Rewrite the entries as a JSON list of strings, one string per line, leaving out blank lines.

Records
=-=-=

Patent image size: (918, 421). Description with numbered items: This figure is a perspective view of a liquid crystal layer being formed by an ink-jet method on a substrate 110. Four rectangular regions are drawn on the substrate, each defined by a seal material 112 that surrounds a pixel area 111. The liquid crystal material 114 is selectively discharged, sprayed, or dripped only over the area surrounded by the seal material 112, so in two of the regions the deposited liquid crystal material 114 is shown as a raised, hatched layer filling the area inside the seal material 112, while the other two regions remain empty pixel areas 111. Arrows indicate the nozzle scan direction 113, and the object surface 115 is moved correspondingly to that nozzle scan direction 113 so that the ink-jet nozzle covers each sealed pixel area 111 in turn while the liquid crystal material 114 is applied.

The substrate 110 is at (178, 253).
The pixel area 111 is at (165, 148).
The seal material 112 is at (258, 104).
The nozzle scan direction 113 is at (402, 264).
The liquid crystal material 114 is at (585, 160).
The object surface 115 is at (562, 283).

=-=-=

[ANSWER IN FULL]
[
  "Patent image size: (918, 421). Description with numbered items: This figure is a perspective view of a liquid crystal layer being formed by an ink-jet method on a substrate 110. Four rectangular regions are drawn on the substrate, each defined by a seal material 112 that surrounds a pixel area 111. The liquid crystal material 114 is selectively discharged, sprayed, or dripped only over the area surrounded by the seal material 112, so in two of the regions the deposited liquid crystal material 114 is shown as a raised, hatched layer filling the area inside the seal material 112, while the other two regions remain empty pixel areas 111. Arrows indicate the nozzle scan direction 113, and the object surface 115 is moved correspondingly to that nozzle scan direction 113 so that the ink-jet nozzle covers each sealed pixel area 111 in turn while the liquid crystal material 114 is applied.",
  "The substrate 110 is at (178, 253).",
  "The pixel area 111 is at (165, 148).",
  "The seal material 112 is at (258, 104).",
  "The nozzle scan direction 113 is at (402, 264).",
  "The liquid crystal material 114 is at (585, 160).",
  "The object surface 115 is at (562, 283)."
]